===== TRECHO DO TEXTO =====

A diferença entre o mapa que se
pode consultar no banco de dados (www.itaucultural.org.br) e
o que se viu nos espetáculos já é
sintomática do momento da dança no Brasil. Enquanto nesse arquivo se podem consultar informações de 60 cidades, na mostra
foram apresentados trabalhos de
apenas seis -BH, São Paulo, Curitiba, Rio, Uberlândia e Recife-,
o que se justifica pela qualidade
das obras, mas ressalta as dificuldades de produção no país.
Com o teatro sempre lotado, a
temporada reuniu trabalhos de
Gícia Amorim, Quik Cia. de Dança, Cia. Mário Nascimento, Cinthia Kunifas, Corpos Nômades,
Wagner Schwartz, Thembi Rosa,
Luiz de Abreu, Lívia Seixas e Sheila Arêas, Cristina Moura, Adriana
Banana, Ana Catarina Vieira e
Ângelo Madureira. Dois espetáculos foram apresentados na galeria Vermelho: um de Marta Soares e outro de André Vidal e Matheus Nachtergaele. A lista define
a linha da mostra: dança contemporânea de pesquisa.
No "Corpo Desconhecido", de
Cinthia Kunifas, um corpo é levado ao extremo, em contato com o
ambiente (tentativa de manter os
olhos sempre abertos, impossibilidade de engolir saliva etc.). Quase imóvel no palco, Kunifas encena comoções físicas de tremendo
impacto. O corpo não chora por
dentro, a despeito de tantas lágrimas. Não dramatiza nada para si.

===== ITENS DO CONJUNTO =====

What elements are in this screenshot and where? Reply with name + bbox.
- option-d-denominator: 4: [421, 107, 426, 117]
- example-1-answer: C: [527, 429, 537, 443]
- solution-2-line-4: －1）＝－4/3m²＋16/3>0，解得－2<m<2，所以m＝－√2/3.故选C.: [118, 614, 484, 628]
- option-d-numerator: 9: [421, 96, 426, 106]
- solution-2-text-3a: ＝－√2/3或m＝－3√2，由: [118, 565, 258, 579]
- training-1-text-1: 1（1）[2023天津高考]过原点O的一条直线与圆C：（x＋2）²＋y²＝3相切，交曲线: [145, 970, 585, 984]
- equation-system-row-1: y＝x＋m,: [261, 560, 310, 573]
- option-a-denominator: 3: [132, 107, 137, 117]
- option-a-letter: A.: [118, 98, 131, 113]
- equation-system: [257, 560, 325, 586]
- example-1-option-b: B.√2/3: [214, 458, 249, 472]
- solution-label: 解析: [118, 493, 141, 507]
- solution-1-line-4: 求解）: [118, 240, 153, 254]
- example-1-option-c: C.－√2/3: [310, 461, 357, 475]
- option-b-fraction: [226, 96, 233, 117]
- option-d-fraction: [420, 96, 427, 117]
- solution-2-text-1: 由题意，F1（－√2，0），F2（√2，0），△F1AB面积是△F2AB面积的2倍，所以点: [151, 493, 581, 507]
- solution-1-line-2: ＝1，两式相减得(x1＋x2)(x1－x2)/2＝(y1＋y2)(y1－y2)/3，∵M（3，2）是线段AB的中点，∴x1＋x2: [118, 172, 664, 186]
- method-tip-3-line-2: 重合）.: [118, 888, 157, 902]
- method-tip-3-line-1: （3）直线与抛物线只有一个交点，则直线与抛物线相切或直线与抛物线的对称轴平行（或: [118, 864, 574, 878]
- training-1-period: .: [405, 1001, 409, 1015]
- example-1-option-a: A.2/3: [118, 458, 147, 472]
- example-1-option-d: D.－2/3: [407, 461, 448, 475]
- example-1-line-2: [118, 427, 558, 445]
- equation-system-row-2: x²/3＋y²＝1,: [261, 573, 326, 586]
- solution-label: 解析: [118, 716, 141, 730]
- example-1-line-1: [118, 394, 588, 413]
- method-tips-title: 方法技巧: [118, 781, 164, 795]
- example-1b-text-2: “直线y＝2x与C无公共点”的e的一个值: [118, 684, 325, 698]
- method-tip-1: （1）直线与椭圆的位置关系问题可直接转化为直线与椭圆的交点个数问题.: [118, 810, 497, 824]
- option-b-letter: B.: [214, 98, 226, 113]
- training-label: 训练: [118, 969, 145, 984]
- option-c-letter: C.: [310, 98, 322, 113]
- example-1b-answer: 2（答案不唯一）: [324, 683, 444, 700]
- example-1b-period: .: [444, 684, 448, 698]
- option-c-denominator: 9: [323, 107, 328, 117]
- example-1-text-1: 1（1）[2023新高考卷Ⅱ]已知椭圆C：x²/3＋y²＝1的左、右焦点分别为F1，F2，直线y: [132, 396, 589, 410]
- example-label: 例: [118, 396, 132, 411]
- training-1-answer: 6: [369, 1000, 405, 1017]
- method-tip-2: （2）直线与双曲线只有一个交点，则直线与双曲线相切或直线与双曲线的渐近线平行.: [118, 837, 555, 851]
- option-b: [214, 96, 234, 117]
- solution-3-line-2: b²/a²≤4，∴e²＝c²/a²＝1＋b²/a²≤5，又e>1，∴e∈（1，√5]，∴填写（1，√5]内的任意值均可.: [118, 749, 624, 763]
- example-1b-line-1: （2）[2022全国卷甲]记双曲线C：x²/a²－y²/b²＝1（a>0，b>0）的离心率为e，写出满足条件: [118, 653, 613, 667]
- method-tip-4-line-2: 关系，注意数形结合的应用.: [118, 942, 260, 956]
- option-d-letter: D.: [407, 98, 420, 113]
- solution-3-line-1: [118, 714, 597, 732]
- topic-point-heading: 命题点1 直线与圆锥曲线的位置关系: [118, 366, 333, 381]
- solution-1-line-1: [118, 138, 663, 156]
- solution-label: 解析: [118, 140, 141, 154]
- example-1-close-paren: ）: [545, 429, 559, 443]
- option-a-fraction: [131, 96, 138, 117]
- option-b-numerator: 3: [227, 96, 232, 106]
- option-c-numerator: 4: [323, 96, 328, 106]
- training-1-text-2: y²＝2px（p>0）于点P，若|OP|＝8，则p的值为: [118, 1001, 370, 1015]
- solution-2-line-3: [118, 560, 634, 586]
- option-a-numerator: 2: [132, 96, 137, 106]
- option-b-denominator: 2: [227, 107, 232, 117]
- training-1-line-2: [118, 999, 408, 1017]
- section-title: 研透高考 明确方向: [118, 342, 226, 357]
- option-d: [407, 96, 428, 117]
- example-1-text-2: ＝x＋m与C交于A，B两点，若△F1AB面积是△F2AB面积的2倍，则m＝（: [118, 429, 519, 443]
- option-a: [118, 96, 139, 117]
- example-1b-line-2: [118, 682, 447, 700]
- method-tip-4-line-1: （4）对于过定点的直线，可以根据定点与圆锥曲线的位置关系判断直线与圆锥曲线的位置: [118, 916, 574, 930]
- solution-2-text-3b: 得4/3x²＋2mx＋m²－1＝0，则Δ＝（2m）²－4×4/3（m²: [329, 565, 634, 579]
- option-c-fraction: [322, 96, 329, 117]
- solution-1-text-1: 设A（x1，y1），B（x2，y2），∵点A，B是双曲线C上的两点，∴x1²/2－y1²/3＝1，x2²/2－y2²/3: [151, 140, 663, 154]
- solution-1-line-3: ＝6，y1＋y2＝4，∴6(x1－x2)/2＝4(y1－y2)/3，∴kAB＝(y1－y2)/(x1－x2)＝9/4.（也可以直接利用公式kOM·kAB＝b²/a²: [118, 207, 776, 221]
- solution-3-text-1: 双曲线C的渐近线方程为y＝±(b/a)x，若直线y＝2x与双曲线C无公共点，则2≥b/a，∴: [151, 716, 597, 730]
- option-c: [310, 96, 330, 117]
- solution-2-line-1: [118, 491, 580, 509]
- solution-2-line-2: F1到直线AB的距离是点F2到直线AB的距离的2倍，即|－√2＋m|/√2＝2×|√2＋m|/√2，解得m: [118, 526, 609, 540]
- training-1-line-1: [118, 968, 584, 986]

=====

**INSTRUÇÕES:**
[1] Responda às perguntas abaixo com base no trecho sobre a mostra de dança.
(a) De quantas cidades o banco de dados traz informações?
(b) Em que galeria foram apresentados dois espetáculos?
(c) Qual é o título do trabalho de Cinthia Kunifas?
[2] Por favor, continue o trecho sobre a mostra de dança a partir da última frase.

**RESPOSTAS:**
[1]
(a) De 60 cidades.
(b) Na galeria Vermelho.
(c) "Corpo Desconhecido".

[2]
Mas nos leva a extremos de outra
natureza, diante da dolorosa encarnação que se vê.
Outra revelação foi "O Samba
do Crioulo Doido", de Luiz de
Abreu, sátira bem-humorada do
corpo transformado em objeto
social. Uma bandeira do Brasil
serve de cenário e figurino nessa
crítica às formas de comercialização da "carne negra -a mercadoria mais barata", como canta
Elza Soares.
Já o "Transobjeto" de Wagner
Schwartz homenageia Hélio Oiticica, partindo da idéia de que, ao
se nomear um objeto cotidiano
como obra de arte, ele ganha outro sentido. Vestido de homem-cartaz, ou então nu, Schwartz
acentua com graça o papel do público como legitimador da obra.
A mostra de vídeos parecia uma
boa solução para divulgar o maior
número de obras, mas na prática
sofreu com o registro muitas vezes caseiro. Já os trabalhos de vídeo-dança, "Pé de Moleque" (Kiko Ribeiro e Dafne Michellepis) e
"Dentro do Movimento" (Chico
de Paula e Patrícia Werneck), articulam noutro plano a transposição da dança para esse suporte específico.
Que a Mostra Rumos é da maior
importância para a dança brasileira não se disputa. Se a intensa
programação acentuou diferenças de qualidade, também fez perceber distinções ricas de estilo e
projeto. Só a presença de grande
número de artistas e pesquisadores, nacionais e internacionais, já
promove frutíferas redes de contato. Isso representa muito e justifica o evento, cujo mérito maior é
fazer a dança vibrar na cidade por
uma semana, com repercussões
que se vai conhecer no que virá.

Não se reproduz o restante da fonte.